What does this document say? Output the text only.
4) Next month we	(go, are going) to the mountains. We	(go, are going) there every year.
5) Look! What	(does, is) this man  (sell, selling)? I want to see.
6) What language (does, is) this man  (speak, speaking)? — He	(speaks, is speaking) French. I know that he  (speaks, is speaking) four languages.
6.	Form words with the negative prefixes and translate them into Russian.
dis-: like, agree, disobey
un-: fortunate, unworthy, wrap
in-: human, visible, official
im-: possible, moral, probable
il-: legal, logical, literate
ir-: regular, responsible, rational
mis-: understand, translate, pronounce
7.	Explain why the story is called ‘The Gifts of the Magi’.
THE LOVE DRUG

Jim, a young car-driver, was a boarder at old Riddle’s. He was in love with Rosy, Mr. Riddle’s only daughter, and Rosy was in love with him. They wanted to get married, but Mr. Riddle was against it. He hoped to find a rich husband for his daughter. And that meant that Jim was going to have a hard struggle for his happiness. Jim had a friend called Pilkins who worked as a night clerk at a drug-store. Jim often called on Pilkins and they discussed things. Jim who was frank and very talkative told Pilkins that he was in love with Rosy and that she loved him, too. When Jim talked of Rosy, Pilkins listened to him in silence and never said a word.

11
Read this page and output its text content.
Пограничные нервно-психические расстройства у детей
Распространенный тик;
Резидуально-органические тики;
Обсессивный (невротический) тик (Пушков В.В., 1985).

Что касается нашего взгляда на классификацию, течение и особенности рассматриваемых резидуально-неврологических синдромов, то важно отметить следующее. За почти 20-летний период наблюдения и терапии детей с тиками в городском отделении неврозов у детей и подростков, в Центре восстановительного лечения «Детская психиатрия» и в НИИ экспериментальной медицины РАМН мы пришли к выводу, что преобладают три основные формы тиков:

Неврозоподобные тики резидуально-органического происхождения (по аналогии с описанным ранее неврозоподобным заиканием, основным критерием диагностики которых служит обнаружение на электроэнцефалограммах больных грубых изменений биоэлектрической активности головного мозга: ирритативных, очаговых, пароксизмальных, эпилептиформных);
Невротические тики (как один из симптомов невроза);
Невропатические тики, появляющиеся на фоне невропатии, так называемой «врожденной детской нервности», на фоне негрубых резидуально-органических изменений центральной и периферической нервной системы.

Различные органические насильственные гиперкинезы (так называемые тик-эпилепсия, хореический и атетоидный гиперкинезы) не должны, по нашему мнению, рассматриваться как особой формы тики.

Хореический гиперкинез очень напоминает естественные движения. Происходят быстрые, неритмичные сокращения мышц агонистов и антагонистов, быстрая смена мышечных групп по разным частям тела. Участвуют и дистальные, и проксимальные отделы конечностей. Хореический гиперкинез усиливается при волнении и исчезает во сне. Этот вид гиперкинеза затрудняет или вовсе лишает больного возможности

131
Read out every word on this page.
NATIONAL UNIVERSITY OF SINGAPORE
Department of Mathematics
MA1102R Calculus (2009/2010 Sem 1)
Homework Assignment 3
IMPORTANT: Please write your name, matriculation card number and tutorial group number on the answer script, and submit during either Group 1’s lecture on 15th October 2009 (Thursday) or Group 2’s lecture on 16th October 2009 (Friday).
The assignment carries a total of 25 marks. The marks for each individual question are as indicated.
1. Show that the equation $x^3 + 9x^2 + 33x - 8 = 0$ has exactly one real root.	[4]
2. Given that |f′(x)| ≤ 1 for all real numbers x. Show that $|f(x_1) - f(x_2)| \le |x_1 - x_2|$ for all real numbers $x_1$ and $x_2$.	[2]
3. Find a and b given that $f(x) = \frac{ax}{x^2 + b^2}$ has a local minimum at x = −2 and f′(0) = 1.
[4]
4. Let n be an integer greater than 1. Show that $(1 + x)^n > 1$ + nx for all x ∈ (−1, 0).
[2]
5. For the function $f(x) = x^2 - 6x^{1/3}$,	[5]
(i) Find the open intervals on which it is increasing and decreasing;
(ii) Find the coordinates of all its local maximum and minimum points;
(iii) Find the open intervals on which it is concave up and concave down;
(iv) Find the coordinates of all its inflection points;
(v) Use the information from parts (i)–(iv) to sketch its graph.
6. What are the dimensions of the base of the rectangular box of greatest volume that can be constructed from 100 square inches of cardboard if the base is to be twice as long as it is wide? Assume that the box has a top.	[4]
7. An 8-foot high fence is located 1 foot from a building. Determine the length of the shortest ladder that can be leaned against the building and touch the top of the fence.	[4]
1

----------

* [Task details]:
Copy out every line of the data above, exactly as given.

* [Result of this exercise]:
What does this document say? Output the text only.
4) Next month we	(go, are going) to the mountains. We	(go, are going) there every year.
5) Look! What	(does, is) this man  (sell, selling)? I want to see.
6) What language (does, is) this man  (speak, speaking)? — He	(speaks, is speaking) French. I know that he  (speaks, is speaking) four languages.
6.	Form words with the negative prefixes and translate them into Russian.
dis-: like, agree, disobey
un-: fortunate, unworthy, wrap
in-: human, visible, official
im-: possible, moral, probable
il-: legal, logical, literate
ir-: regular, responsible, rational
mis-: understand, translate, pronounce
7.	Explain why the story is called ‘The Gifts of the Magi’.
THE LOVE DRUG

Jim, a young car-driver, was a boarder at old Riddle’s. He was in love with Rosy, Mr. Riddle’s only daughter, and Rosy was in love with him. They wanted to get married, but Mr. Riddle was against it. He hoped to find a rich husband for his daughter. And that meant that Jim was going to have a hard struggle for his happiness. Jim had a friend called Pilkins who worked as a night clerk at a drug-store. Jim often called on Pilkins and they discussed things. Jim who was frank and very talkative told Pilkins that he was in love with Rosy and that she loved him, too. When Jim talked of Rosy, Pilkins listened to him in silence and never said a word.

11
Read this page and output its text content.
Пограничные нервно-психические расстройства у детей
Распространенный тик;
Резидуально-органические тики;
Обсессивный (невротический) тик (Пушков В.В., 1985).

Что касается нашего взгляда на классификацию, течение и особенности рассматриваемых резидуально-неврологических синдромов, то важно отметить следующее. За почти 20-летний период наблюдения и терапии детей с тиками в городском отделении неврозов у детей и подростков, в Центре восстановительного лечения «Детская психиатрия» и в НИИ экспериментальной медицины РАМН мы пришли к выводу, что преобладают три основные формы тиков:

Неврозоподобные тики резидуально-органического происхождения (по аналогии с описанным ранее неврозоподобным заиканием, основным критерием диагностики которых служит обнаружение на электроэнцефалограммах больных грубых изменений биоэлектрической активности головного мозга: ирритативных, очаговых, пароксизмальных, эпилептиформных);
Невротические тики (как один из симптомов невроза);
Невропатические тики, появляющиеся на фоне невропатии, так называемой «врожденной детской нервности», на фоне негрубых резидуально-органических изменений центральной и периферической нервной системы.

Различные органические насильственные гиперкинезы (так называемые тик-эпилепсия, хореический и атетоидный гиперкинезы) не должны, по нашему мнению, рассматриваться как особой формы тики.

Хореический гиперкинез очень напоминает естественные движения. Происходят быстрые, неритмичные сокращения мышц агонистов и антагонистов, быстрая смена мышечных групп по разным частям тела. Участвуют и дистальные, и проксимальные отделы конечностей. Хореический гиперкинез усиливается при волнении и исчезает во сне. Этот вид гиперкинеза затрудняет или вовсе лишает больного возможности

131
Read out every word on this page.
NATIONAL UNIVERSITY OF SINGAPORE
Department of Mathematics
MA1102R Calculus (2009/2010 Sem 1)
Homework Assignment 3
IMPORTANT: Please write your name, matriculation card number and tutorial group number on the answer script, and submit during either Group 1’s lecture on 15th October 2009 (Thursday) or Group 2’s lecture on 16th October 2009 (Friday).
The assignment carries a total of 25 marks. The marks for each individual question are as indicated.
1. Show that the equation $x^3 + 9x^2 + 33x - 8 = 0$ has exactly one real root.	[4]
2. Given that |f′(x)| ≤ 1 for all real numbers x. Show that $|f(x_1) - f(x_2)| \le |x_1 - x_2|$ for all real numbers $x_1$ and $x_2$.	[2]
3. Find a and b given that $f(x) = \frac{ax}{x^2 + b^2}$ has a local minimum at x = −2 and f′(0) = 1.
[4]
4. Let n be an integer greater than 1. Show that $(1 + x)^n > 1$ + nx for all x ∈ (−1, 0).
[2]
5. For the function $f(x) = x^2 - 6x^{1/3}$,	[5]
(i) Find the open intervals on which it is increasing and decreasing;
(ii) Find the coordinates of all its local maximum and minimum points;
(iii) Find the open intervals on which it is concave up and concave down;
(iv) Find the coordinates of all its inflection points;
(v) Use the information from parts (i)–(iv) to sketch its graph.
6. What are the dimensions of the base of the rectangular box of greatest volume that can be constructed from 100 square inches of cardboard if the base is to be twice as long as it is wide? Assume that the box has a top.	[4]
7. An 8-foot high fence is located 1 foot from a building. Determine the length of the shortest ladder that can be leaned against the building and touch the top of the fence.	[4]
1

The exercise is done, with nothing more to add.